TEXT SECTION »
The complexity of data transfer between the two is also an important distinction. If data needs to
be transferred from RAM to VRAM, it must typically pass through the CPU. The CPU coordinates the
process of fetching data from the main memory and transmitting it to the GPU’s VRAM over the PCIe
bus. While this process is relatively efficient, it still introduces some latency due to the transfer.
There is also a difference in physical location and bandwidth. RAM is typically located on the CPU
side and connects to the CPU through memory buses like DDR. VRAM, on the other hand, surrounds
the GPU. Because of this close integration, VRAM typically has higher bandwidth than RAM to meet
the demands of large data transfers during GPU-intensive tasks. For example, GDDR (Graphics DDR)
memory often has significantly higher bandwidth than standard DDR memory. This high bandwidth
allows the GPU to handle complex graphical rendering and video processing without becoming
bottlenecked by slow data transfer rates.
CPU Cache: Faster Memory Access
The CPU has several levels of cache (L1, L2, and sometimes L3), which are much smaller and faster
than RAM. The CPU cache is used to temporarily store data that is frequently accessed or recently
used, speeding up operations by reducing the need to constantly access slower RAM.
When your deep learning framework, such as PyTorch or TensorFlow, loads small batches of data,
the CPU might place part of that data in its cache to accelerate further computation.
Disk --> RAM --> CPU Cache
This way, the CPU only has to load data from the RAM once, and subsequent operations are done
using the cache, which is much faster.
L3 Cache Allocation Strategies and Their Impact
L3 cache differs from L1 and L2 caches in that it is often shared among multiple CPU cores, making it
a critical resource in modern multi-core processors. The way the L3 cache is allocated across these
cores can have a significant effect on both CPU and GPU-accelerated tasks.
Two main strategies for L3 cache allocation are:
*
- Static Allocation: This method assigns a fixed portion of the L3 cache to each core or process. While predictable, static allocation can lead to inefficient cache usage if some cores are underutilized, leaving portions of the cache unused.
- Dynamic Allocation: In this strategy, the L3 cache is distributed based on real-time needs. Cores or processes that require more cache can dynamically receive a larger share, optimizing for overall system performance by reducing cache misses.
Impact on Deep Learning and GPGPU Workloads
In deep learning frameworks like PyTorch or TensorFlow, dynamic L3 cache allocation can be particularly
beneficial when pre-processing data or managing multiple threads. For example, when CPU
threads handle data preprocessing before transferring it to the GPU, dynamic cache allocation allows
more cache space to be allocated to the most active threads, reducing memory latency and speeding
up data transfers.
For GPGPU tasks, managing cache contention between multiple cores becomes important. If a
large dataset is being transferred to the GPU, dynamic allocation can reduce bottlenecks by optimizing
cache usage across the CPU cores handling different parts of the data.

EXTRACTED RECORDS »
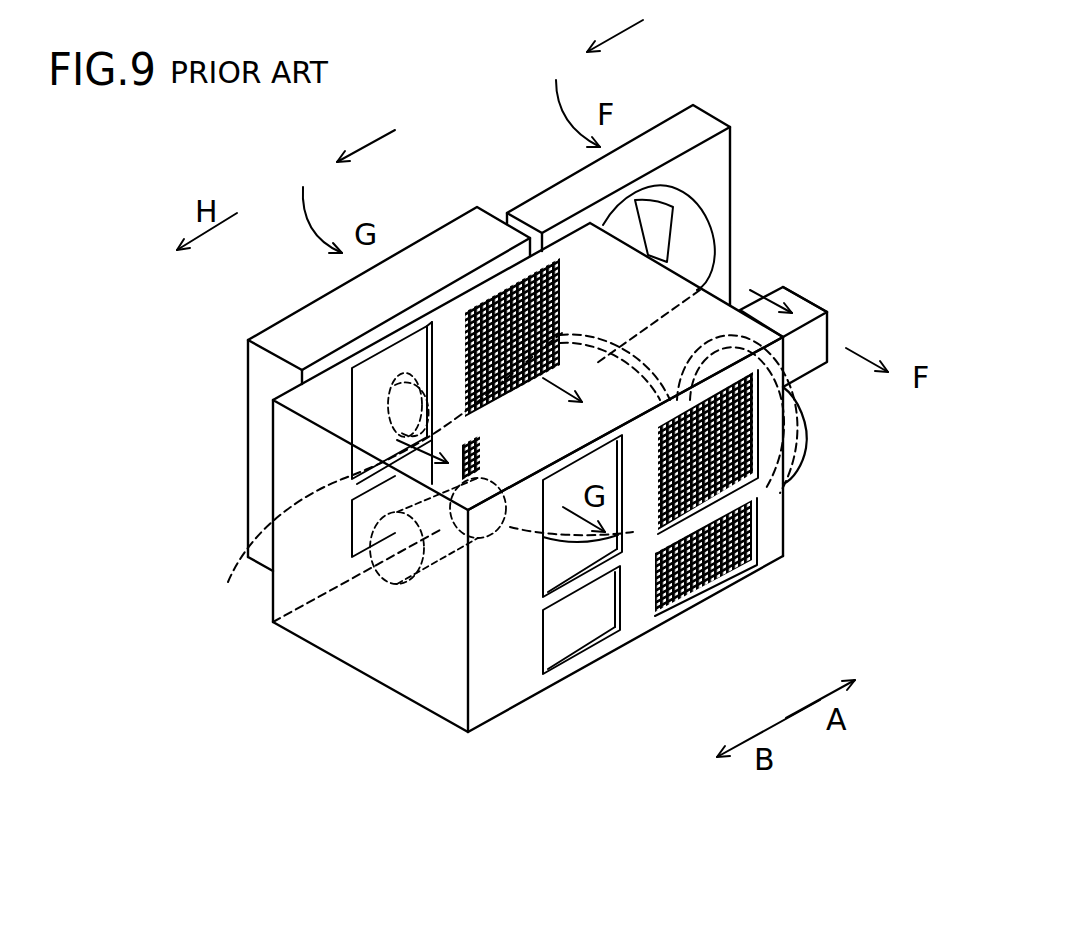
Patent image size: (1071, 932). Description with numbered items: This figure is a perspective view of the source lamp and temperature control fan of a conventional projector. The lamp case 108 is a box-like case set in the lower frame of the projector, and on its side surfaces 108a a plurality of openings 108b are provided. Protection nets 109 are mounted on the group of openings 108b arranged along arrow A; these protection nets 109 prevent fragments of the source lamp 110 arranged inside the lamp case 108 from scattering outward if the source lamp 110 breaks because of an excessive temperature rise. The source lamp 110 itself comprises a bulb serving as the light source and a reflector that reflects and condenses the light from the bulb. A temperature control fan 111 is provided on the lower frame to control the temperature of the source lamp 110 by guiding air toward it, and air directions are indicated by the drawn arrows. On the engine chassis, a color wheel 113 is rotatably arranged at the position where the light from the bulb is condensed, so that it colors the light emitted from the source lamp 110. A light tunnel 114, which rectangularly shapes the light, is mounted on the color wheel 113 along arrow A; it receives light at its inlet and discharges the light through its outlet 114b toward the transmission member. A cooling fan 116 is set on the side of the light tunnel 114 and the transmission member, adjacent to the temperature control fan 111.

The lamp case 108 is at (415, 673).
The side surfaces 108a is at (503, 670).
The openings 108b is at (760, 532).
The protection nets 109 is at (463, 317).
The source lamp 110 is at (700, 290).
The temperature control fan 111 is at (430, 258).
The color wheel 113 is at (788, 450).
The light tunnel 114 is at (805, 357).
The outlet 114b is at (813, 298).
The cooling fan 116 is at (713, 178).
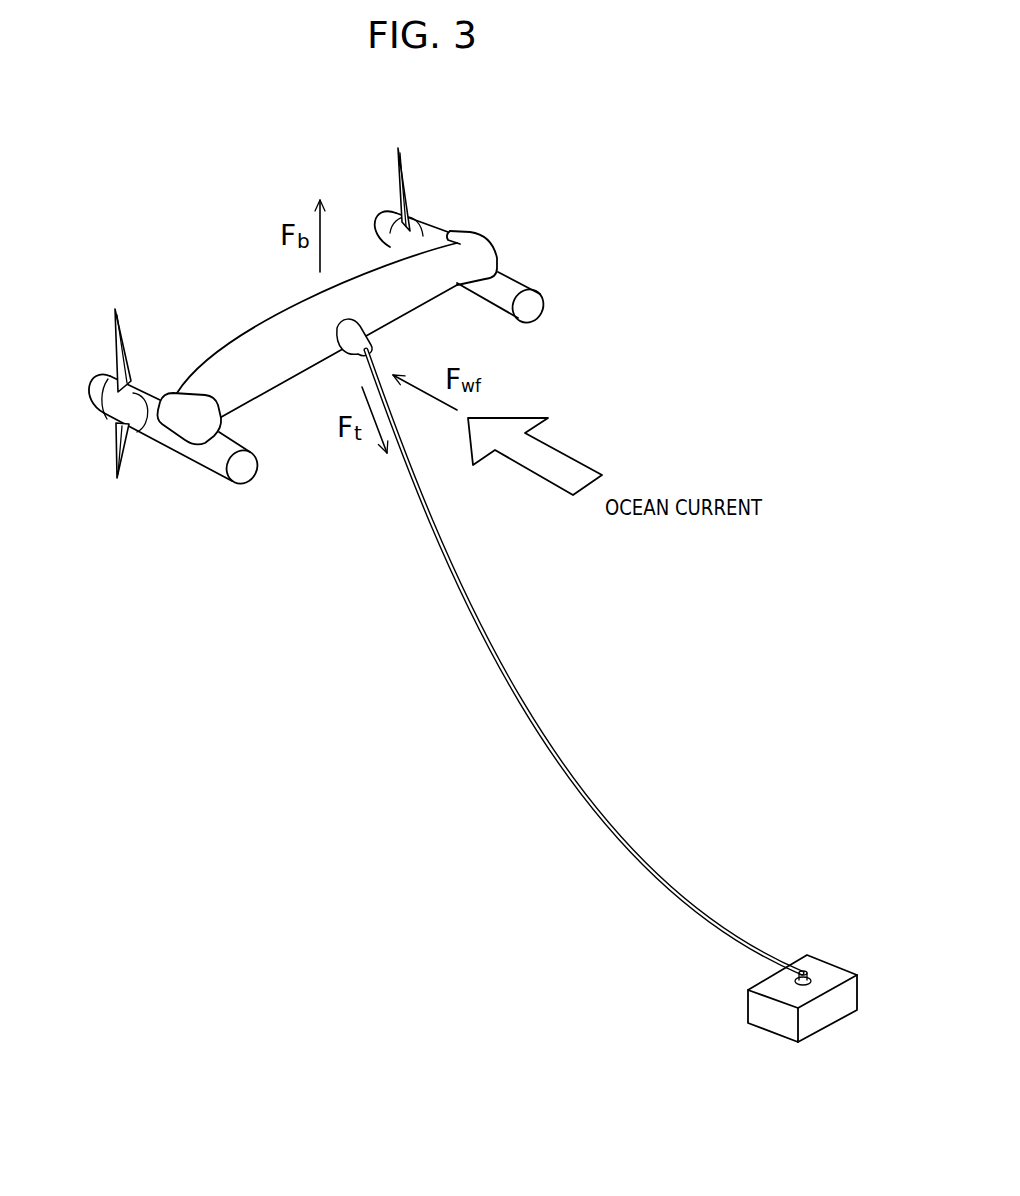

PROBLEM TO WORK ON »
Copy, word for word, the stretch from "- Dynamic Allocation: In" through "up data transfers." in the passage on RAM, VRAM, and CPU cache.

TASK OUTPUT »
- Dynamic Allocation: In this strategy, the L3 cache is distributed based on real-time needs. Cores or processes that require more cache can dynamically receive a larger share, optimizing for overall system performance by reducing cache misses.
Impact on Deep Learning and GPGPU Workloads
In deep learning frameworks like PyTorch or TensorFlow, dynamic L3 cache allocation can be particularly
beneficial when pre-processing data or managing multiple threads. For example, when CPU
threads handle data preprocessing before transferring it to the GPU, dynamic cache allocation allows
more cache space to be allocated to the most active threads, reducing memory latency and speeding
up data transfers.